Dataset items
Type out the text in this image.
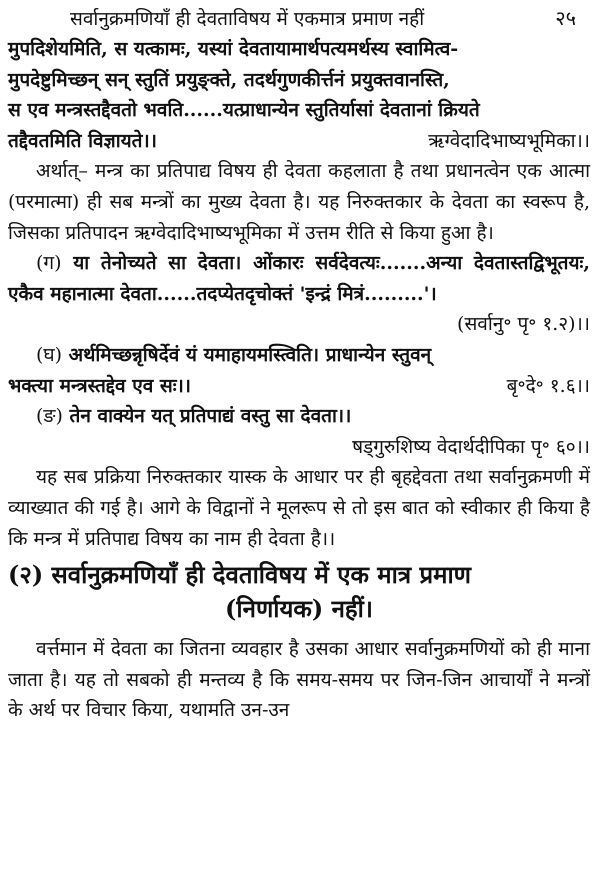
सर्वानुक्रमणियाँ ही देवताविषय में एकमात्र प्रमाण नहीं	२५

मुपदिशेयमिति, स यत्कामः, यस्यां देवतायामार्थपत्यमर्थस्य स्वामित्व-

मुपदेष्टुमिच्छन् सन् स्तुतिं प्रयुङ्क्ते, तदर्थगुणकीर्त्तनं प्रयुक्तवानस्ति,

स एव मन्त्रस्तद्दैवतो भवति......यत्प्राधान्येन स्तुतिर्यासां देवतानां क्रियते

तद्दैवतमिति विज्ञायते।।	ऋग्वेदादिभाष्यभूमिका।।

अर्थात्– मन्त्र का प्रतिपाद्य विषय ही देवता कहलाता है तथा प्रधानत्वेन एक आत्मा (परमात्मा) ही सब मन्त्रों का मुख्य देवता है। यह निरुक्तकार के देवता का स्वरूप है, जिसका प्रतिपादन ऋग्वेदादिभाष्यभूमिका में उत्तम रीति से किया हुआ है।

(ग) या तेनोच्यते सा देवता। ओंकारः सर्वदेवत्यः.......अन्या देवतास्तद्विभूतयः, एकैव महानात्मा देवता......तदप्येतदृचोक्तं 'इन्द्रं मित्रं.........'।

(सर्वानु॰ पृ॰ १.२)।।

(घ) अर्थमिच्छन्नृषिर्देवं यं यमाहायमस्त्विति। प्राधान्येन स्तुवन्

भक्त्या मन्त्रस्तद्देव एव सः।।	बृ॰दे॰ १.६।।

(ङ) तेन वाक्येन यत् प्रतिपाद्यं वस्तु सा देवता।।

षड्गुरुशिष्य वेदार्थदीपिका पृ॰ ६०।।

यह सब प्रक्रिया निरुक्तकार यास्क के आधार पर ही बृहद्देवता तथा सर्वानुक्रमणी में व्याख्यात की गई है। आगे के विद्वानों ने मूलरूप से तो इस बात को स्वीकार ही किया है कि मन्त्र में प्रतिपाद्य विषय का नाम ही देवता है।।

(२) सर्वानुक्रमणियाँ ही देवताविषय में एक मात्र प्रमाण

(निर्णायक) नहीं।

वर्त्तमान में देवता का जितना व्यवहार है उसका आधार सर्वानुक्रमणियों को ही माना जाता है। यह तो सबको ही मन्तव्य है कि समय-समय पर जिन-जिन आचार्यों ने मन्त्रों के अर्थ पर विचार किया, यथामति उन-उन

> GIVEN EXERCISE
From the records given above, reproduce all text exactly and exclude each picture.

> ANSWER TO THE TASK
Type out the text in this image.
सर्वानुक्रमणियाँ ही देवताविषय में एकमात्र प्रमाण नहीं	२५

मुपदिशेयमिति, स यत्कामः, यस्यां देवतायामार्थपत्यमर्थस्य स्वामित्व-

मुपदेष्टुमिच्छन् सन् स्तुतिं प्रयुङ्क्ते, तदर्थगुणकीर्त्तनं प्रयुक्तवानस्ति,

स एव मन्त्रस्तद्दैवतो भवति......यत्प्राधान्येन स्तुतिर्यासां देवतानां क्रियते

तद्दैवतमिति विज्ञायते।।	ऋग्वेदादिभाष्यभूमिका।।

अर्थात्– मन्त्र का प्रतिपाद्य विषय ही देवता कहलाता है तथा प्रधानत्वेन एक आत्मा (परमात्मा) ही सब मन्त्रों का मुख्य देवता है। यह निरुक्तकार के देवता का स्वरूप है, जिसका प्रतिपादन ऋग्वेदादिभाष्यभूमिका में उत्तम रीति से किया हुआ है।

(ग) या तेनोच्यते सा देवता। ओंकारः सर्वदेवत्यः.......अन्या देवतास्तद्विभूतयः, एकैव महानात्मा देवता......तदप्येतदृचोक्तं 'इन्द्रं मित्रं.........'।

(सर्वानु॰ पृ॰ १.२)।।

(घ) अर्थमिच्छन्नृषिर्देवं यं यमाहायमस्त्विति। प्राधान्येन स्तुवन्

भक्त्या मन्त्रस्तद्देव एव सः।।	बृ॰दे॰ १.६।।

(ङ) तेन वाक्येन यत् प्रतिपाद्यं वस्तु सा देवता।।

षड्गुरुशिष्य वेदार्थदीपिका पृ॰ ६०।।

यह सब प्रक्रिया निरुक्तकार यास्क के आधार पर ही बृहद्देवता तथा सर्वानुक्रमणी में व्याख्यात की गई है। आगे के विद्वानों ने मूलरूप से तो इस बात को स्वीकार ही किया है कि मन्त्र में प्रतिपाद्य विषय का नाम ही देवता है।।

(२) सर्वानुक्रमणियाँ ही देवताविषय में एक मात्र प्रमाण

(निर्णायक) नहीं।

वर्त्तमान में देवता का जितना व्यवहार है उसका आधार सर्वानुक्रमणियों को ही माना जाता है। यह तो सबको ही मन्तव्य है कि समय-समय पर जिन-जिन आचार्यों ने मन्त्रों के अर्थ पर विचार किया, यथामति उन-उन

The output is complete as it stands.